Exercise objective: Copy out every line of the data exactly.

◇ ◇ ◇ ◇ ◇ ◇ ◇

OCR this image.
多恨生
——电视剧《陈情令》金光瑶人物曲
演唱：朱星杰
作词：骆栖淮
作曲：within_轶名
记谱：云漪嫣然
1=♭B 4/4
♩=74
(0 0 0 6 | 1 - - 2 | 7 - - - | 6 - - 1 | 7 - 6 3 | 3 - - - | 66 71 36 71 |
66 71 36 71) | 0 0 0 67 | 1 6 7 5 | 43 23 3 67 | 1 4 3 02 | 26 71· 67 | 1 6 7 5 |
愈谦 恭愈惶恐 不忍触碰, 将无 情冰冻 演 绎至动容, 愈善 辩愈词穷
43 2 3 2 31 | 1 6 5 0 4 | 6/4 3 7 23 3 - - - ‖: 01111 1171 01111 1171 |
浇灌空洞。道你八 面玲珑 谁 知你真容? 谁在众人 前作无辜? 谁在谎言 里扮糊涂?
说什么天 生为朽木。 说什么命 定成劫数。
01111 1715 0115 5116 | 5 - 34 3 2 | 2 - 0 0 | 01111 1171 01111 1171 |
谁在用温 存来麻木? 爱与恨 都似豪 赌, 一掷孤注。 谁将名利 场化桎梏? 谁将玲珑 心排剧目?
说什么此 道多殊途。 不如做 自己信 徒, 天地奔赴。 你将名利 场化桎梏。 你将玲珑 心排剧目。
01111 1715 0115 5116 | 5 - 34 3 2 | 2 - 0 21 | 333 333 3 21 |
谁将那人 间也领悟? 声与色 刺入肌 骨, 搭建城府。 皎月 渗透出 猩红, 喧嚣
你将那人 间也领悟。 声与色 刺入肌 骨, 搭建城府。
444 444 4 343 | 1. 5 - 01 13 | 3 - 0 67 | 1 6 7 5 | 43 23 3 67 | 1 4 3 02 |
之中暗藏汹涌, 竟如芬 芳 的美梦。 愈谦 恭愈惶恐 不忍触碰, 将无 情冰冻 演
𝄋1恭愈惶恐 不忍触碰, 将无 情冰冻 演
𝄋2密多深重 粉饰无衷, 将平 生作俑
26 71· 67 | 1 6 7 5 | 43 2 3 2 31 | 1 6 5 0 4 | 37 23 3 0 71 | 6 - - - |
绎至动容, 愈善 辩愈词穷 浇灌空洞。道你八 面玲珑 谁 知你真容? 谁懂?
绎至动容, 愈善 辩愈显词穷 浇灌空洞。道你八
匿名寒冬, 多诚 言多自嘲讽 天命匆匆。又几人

◇ ◇ ◇ ◇ ◇ ◇ ◇

Exercise response:
OCR this image.
多恨生
——电视剧《陈情令》金光瑶人物曲
演唱：朱星杰
作词：骆栖淮
作曲：within_轶名
记谱：云漪嫣然
1=♭B 4/4
♩=74
(0 0 0 6 | 1 - - 2 | 7 - - - | 6 - - 1 | 7 - 6 3 | 3 - - - | 66 71 36 71 |
66 71 36 71) | 0 0 0 67 | 1 6 7 5 | 43 23 3 67 | 1 4 3 02 | 26 71· 67 | 1 6 7 5 |
愈谦 恭愈惶恐 不忍触碰, 将无 情冰冻 演 绎至动容, 愈善 辩愈词穷
43 2 3 2 31 | 1 6 5 0 4 | 6/4 3 7 23 3 - - - ‖: 01111 1171 01111 1171 |
浇灌空洞。道你八 面玲珑 谁 知你真容? 谁在众人 前作无辜? 谁在谎言 里扮糊涂?
说什么天 生为朽木。 说什么命 定成劫数。
01111 1715 0115 5116 | 5 - 34 3 2 | 2 - 0 0 | 01111 1171 01111 1171 |
谁在用温 存来麻木? 爱与恨 都似豪 赌, 一掷孤注。 谁将名利 场化桎梏? 谁将玲珑 心排剧目?
说什么此 道多殊途。 不如做 自己信 徒, 天地奔赴。 你将名利 场化桎梏。 你将玲珑 心排剧目。
01111 1715 0115 5116 | 5 - 34 3 2 | 2 - 0 21 | 333 333 3 21 |
谁将那人 间也领悟? 声与色 刺入肌 骨, 搭建城府。 皎月 渗透出 猩红, 喧嚣
你将那人 间也领悟。 声与色 刺入肌 骨, 搭建城府。
444 444 4 343 | 1. 5 - 01 13 | 3 - 0 67 | 1 6 7 5 | 43 23 3 67 | 1 4 3 02 |
之中暗藏汹涌, 竟如芬 芳 的美梦。 愈谦 恭愈惶恐 不忍触碰, 将无 情冰冻 演
𝄋1恭愈惶恐 不忍触碰, 将无 情冰冻 演
𝄋2密多深重 粉饰无衷, 将平 生作俑
26 71· 67 | 1 6 7 5 | 43 2 3 2 31 | 1 6 5 0 4 | 37 23 3 0 71 | 6 - - - |
绎至动容, 愈善 辩愈词穷 浇灌空洞。道你八 面玲珑 谁 知你真容? 谁懂?
绎至动容, 愈善 辩愈显词穷 浇灌空洞。道你八
匿名寒冬, 多诚 言多自嘲讽 天命匆匆。又几人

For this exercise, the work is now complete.